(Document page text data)
○ ○ ○ ○
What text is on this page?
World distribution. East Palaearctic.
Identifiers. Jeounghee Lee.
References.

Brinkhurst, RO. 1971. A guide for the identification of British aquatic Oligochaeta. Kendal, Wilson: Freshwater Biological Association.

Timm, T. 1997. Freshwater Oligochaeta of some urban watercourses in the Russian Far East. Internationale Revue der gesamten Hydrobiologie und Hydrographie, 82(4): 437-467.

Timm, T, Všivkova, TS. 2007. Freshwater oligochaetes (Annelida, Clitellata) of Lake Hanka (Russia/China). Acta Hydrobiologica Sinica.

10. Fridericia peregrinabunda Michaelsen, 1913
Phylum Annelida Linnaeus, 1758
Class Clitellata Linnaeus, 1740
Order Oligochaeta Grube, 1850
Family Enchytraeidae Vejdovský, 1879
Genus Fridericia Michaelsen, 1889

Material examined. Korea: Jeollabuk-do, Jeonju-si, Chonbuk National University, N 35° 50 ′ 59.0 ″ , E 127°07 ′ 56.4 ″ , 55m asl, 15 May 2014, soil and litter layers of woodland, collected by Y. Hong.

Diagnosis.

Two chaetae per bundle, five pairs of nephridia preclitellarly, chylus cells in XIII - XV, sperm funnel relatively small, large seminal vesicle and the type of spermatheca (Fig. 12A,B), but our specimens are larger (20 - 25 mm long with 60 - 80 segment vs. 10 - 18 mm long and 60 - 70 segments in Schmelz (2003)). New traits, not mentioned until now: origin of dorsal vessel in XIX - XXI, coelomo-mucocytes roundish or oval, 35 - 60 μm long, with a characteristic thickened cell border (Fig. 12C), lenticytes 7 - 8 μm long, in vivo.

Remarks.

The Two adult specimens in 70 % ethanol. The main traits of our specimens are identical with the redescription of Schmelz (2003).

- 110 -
○ ○ ○ ○
Task requirements: Wherever a line of the data above contains "Clitellata", copy that line.

Answer for this exercise:
Timm, T, Všivkova, TS. 2007. Freshwater oligochaetes (Annelida, Clitellata) of Lake Hanka (Russia/China). Acta Hydrobiologica Sinica.
Class Clitellata Linnaeus, 1740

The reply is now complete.